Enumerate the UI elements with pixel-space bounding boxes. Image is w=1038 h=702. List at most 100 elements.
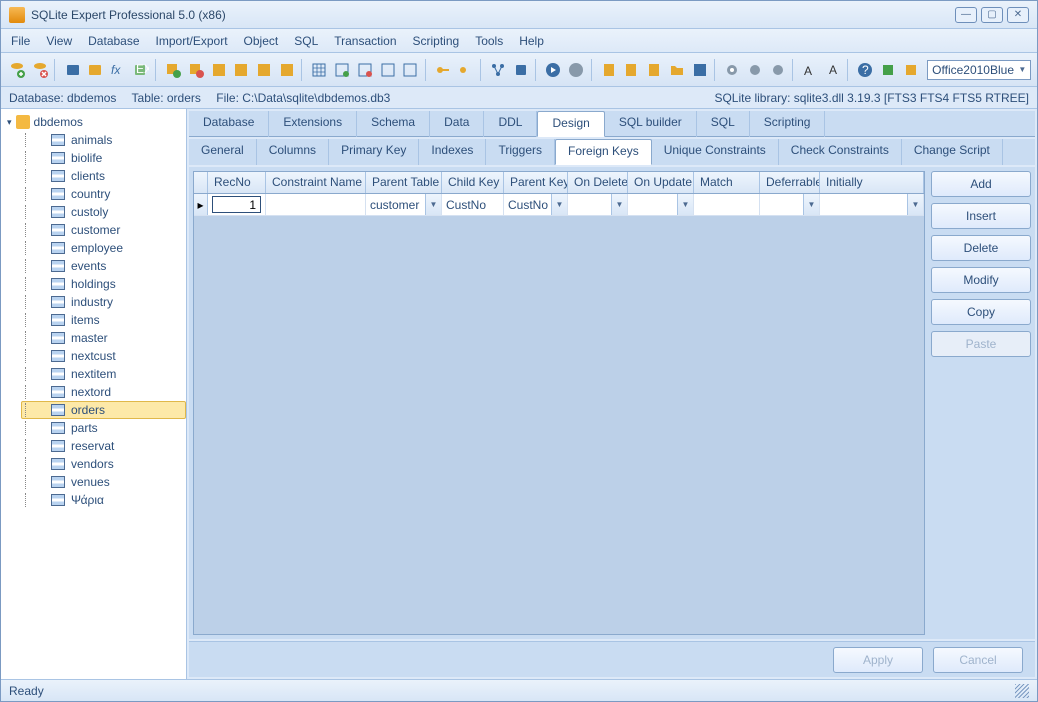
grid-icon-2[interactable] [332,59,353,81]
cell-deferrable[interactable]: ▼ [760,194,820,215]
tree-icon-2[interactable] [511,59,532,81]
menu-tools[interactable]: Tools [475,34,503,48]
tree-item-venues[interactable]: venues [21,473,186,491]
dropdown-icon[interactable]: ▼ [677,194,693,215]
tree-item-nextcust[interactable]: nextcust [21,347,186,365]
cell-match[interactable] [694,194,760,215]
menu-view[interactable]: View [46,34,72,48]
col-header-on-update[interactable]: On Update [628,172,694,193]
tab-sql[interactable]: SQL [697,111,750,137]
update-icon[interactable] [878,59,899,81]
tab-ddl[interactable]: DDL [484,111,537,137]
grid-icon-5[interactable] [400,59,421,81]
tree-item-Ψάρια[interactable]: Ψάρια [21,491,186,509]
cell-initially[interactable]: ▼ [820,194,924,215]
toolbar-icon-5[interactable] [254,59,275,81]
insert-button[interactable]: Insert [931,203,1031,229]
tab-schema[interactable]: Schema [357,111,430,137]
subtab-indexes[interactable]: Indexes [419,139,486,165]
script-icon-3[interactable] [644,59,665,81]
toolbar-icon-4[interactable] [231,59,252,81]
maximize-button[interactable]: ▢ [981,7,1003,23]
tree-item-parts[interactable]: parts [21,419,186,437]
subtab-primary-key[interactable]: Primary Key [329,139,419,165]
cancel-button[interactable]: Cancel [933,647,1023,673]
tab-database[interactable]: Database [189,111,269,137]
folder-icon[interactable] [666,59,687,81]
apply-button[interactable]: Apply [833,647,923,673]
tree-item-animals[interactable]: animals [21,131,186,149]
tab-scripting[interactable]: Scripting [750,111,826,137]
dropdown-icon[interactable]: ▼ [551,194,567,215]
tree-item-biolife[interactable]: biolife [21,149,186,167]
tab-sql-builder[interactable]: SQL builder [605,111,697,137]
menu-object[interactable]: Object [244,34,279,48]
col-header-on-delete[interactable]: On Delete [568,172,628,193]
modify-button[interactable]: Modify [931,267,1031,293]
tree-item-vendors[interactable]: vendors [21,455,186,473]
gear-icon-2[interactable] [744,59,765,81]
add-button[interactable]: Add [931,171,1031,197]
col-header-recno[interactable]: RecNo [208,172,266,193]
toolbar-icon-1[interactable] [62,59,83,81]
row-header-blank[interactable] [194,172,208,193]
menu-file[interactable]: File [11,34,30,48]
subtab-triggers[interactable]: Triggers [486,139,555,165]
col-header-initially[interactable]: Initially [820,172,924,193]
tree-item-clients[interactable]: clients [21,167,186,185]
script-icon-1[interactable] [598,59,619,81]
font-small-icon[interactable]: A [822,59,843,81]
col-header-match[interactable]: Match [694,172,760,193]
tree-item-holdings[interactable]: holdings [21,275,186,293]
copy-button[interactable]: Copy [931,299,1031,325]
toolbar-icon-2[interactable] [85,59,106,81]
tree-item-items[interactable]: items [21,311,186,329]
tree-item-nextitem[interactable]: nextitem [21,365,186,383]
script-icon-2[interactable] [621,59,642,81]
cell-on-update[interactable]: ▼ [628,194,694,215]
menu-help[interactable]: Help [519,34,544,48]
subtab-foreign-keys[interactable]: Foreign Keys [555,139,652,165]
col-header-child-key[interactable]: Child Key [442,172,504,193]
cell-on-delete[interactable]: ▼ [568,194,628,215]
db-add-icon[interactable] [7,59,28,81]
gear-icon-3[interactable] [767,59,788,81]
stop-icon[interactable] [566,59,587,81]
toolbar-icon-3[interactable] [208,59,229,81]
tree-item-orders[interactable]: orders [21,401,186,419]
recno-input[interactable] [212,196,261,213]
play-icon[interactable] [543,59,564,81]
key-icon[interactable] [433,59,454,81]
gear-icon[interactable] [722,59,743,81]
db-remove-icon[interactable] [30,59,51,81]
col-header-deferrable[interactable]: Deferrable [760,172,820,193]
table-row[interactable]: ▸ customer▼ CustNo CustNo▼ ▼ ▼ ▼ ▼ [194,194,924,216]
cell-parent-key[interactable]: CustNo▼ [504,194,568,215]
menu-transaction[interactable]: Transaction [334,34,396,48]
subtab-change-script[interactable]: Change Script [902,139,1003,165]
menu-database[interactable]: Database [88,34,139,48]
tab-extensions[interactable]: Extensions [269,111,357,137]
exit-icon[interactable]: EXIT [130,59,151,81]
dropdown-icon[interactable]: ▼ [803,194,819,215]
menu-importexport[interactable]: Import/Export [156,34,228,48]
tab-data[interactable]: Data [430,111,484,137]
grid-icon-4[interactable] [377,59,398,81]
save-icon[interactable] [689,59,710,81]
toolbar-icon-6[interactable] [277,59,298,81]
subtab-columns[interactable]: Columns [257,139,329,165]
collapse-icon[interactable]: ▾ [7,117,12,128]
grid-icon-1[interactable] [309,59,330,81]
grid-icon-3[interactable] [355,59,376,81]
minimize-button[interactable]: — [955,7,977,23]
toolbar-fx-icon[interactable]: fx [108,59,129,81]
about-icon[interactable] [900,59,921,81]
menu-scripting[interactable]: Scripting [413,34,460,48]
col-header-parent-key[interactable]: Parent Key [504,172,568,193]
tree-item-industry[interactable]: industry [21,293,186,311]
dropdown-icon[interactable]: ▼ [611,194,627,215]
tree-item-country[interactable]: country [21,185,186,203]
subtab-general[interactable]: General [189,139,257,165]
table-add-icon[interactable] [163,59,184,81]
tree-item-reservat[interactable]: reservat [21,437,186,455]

### Problem to solve
Please write out all of the material above word for word, leaving out the pictures.

### Output for this exercise
Enumerate the UI elements with pixel-space bounding boxes. Image is w=1038 h=702. List at most 100 elements.
grid-icon-2[interactable] [332,59,353,81]
cell-deferrable[interactable]: ▼ [760,194,820,215]
tree-icon-2[interactable] [511,59,532,81]
menu-tools[interactable]: Tools [475,34,503,48]
tree-item-venues[interactable]: venues [21,473,186,491]
dropdown-icon[interactable]: ▼ [677,194,693,215]
tree-item-nextcust[interactable]: nextcust [21,347,186,365]
cell-match[interactable] [694,194,760,215]
menu-view[interactable]: View [46,34,72,48]
col-header-on-update[interactable]: On Update [628,172,694,193]
tab-sql[interactable]: SQL [697,111,750,137]
update-icon[interactable] [878,59,899,81]
tab-ddl[interactable]: DDL [484,111,537,137]
grid-icon-5[interactable] [400,59,421,81]
tree-item-Ψάρια[interactable]: Ψάρια [21,491,186,509]
cell-initially[interactable]: ▼ [820,194,924,215]
toolbar-icon-5[interactable] [254,59,275,81]
insert-button[interactable]: Insert [931,203,1031,229]
tab-schema[interactable]: Schema [357,111,430,137]
subtab-indexes[interactable]: Indexes [419,139,486,165]
script-icon-3[interactable] [644,59,665,81]
toolbar-icon-4[interactable] [231,59,252,81]
maximize-button[interactable]: ▢ [981,7,1003,23]
tree-item-parts[interactable]: parts [21,419,186,437]
subtab-primary-key[interactable]: Primary Key [329,139,419,165]
cancel-button[interactable]: Cancel [933,647,1023,673]
tab-database[interactable]: Database [189,111,269,137]
folder-icon[interactable] [666,59,687,81]
apply-button[interactable]: Apply [833,647,923,673]
tree-item-animals[interactable]: animals [21,131,186,149]
tab-scripting[interactable]: Scripting [750,111,826,137]
dropdown-icon[interactable]: ▼ [551,194,567,215]
tree-item-biolife[interactable]: biolife [21,149,186,167]
tab-sql-builder[interactable]: SQL builder [605,111,697,137]
menu-object[interactable]: Object [244,34,279,48]
col-header-on-delete[interactable]: On Delete [568,172,628,193]
modify-button[interactable]: Modify [931,267,1031,293]
tree-item-vendors[interactable]: vendors [21,455,186,473]
gear-icon-2[interactable] [744,59,765,81]
add-button[interactable]: Add [931,171,1031,197]
col-header-recno[interactable]: RecNo [208,172,266,193]
toolbar-icon-1[interactable] [62,59,83,81]
row-header-blank[interactable] [194,172,208,193]
menu-file[interactable]: File [11,34,30,48]
subtab-triggers[interactable]: Triggers [486,139,555,165]
col-header-initially[interactable]: Initially [820,172,924,193]
tree-item-clients[interactable]: clients [21,167,186,185]
script-icon-1[interactable] [598,59,619,81]
font-small-icon[interactable]: A [822,59,843,81]
col-header-match[interactable]: Match [694,172,760,193]
tree-item-holdings[interactable]: holdings [21,275,186,293]
copy-button[interactable]: Copy [931,299,1031,325]
toolbar-icon-2[interactable] [85,59,106,81]
tree-item-items[interactable]: items [21,311,186,329]
tree-item-nextitem[interactable]: nextitem [21,365,186,383]
script-icon-2[interactable] [621,59,642,81]
cell-on-update[interactable]: ▼ [628,194,694,215]
menu-help[interactable]: Help [519,34,544,48]
subtab-foreign-keys[interactable]: Foreign Keys [555,139,652,165]
col-header-child-key[interactable]: Child Key [442,172,504,193]
cell-on-delete[interactable]: ▼ [568,194,628,215]
db-add-icon[interactable] [7,59,28,81]
gear-icon-3[interactable] [767,59,788,81]
stop-icon[interactable] [566,59,587,81]
toolbar-icon-3[interactable] [208,59,229,81]
tree-item-orders[interactable]: orders [21,401,186,419]
recno-input[interactable] [212,196,261,213]
play-icon[interactable] [543,59,564,81]
key-icon[interactable] [433,59,454,81]
gear-icon[interactable] [722,59,743,81]
db-remove-icon[interactable] [30,59,51,81]
col-header-deferrable[interactable]: Deferrable [760,172,820,193]
table-row[interactable]: ▸ customer▼ CustNo CustNo▼ ▼ ▼ ▼ ▼ [194,194,924,216]
cell-parent-key[interactable]: CustNo▼ [504,194,568,215]
menu-transaction[interactable]: Transaction [334,34,396,48]
subtab-change-script[interactable]: Change Script [902,139,1003,165]
menu-database[interactable]: Database [88,34,139,48]
tab-extensions[interactable]: Extensions [269,111,357,137]
exit-icon[interactable]: EXIT [130,59,151,81]
dropdown-icon[interactable]: ▼ [803,194,819,215]
menu-importexport[interactable]: Import/Export [156,34,228,48]
tab-data[interactable]: Data [430,111,484,137]
grid-icon-4[interactable] [377,59,398,81]
save-icon[interactable] [689,59,710,81]
toolbar-icon-6[interactable] [277,59,298,81]
subtab-columns[interactable]: Columns [257,139,329,165]
collapse-icon[interactable]: ▾ [7,117,12,128]
grid-icon-1[interactable] [309,59,330,81]
grid-icon-3[interactable] [355,59,376,81]
minimize-button[interactable]: — [955,7,977,23]
toolbar-fx-icon[interactable]: fx [108,59,129,81]
about-icon[interactable] [900,59,921,81]
menu-scripting[interactable]: Scripting [413,34,460,48]
col-header-parent-key[interactable]: Parent Key [504,172,568,193]
tree-item-industry[interactable]: industry [21,293,186,311]
dropdown-icon[interactable]: ▼ [611,194,627,215]
tree-item-country[interactable]: country [21,185,186,203]
subtab-general[interactable]: General [189,139,257,165]
table-add-icon[interactable] [163,59,184,81]
tree-item-reservat[interactable]: reservat [21,437,186,455]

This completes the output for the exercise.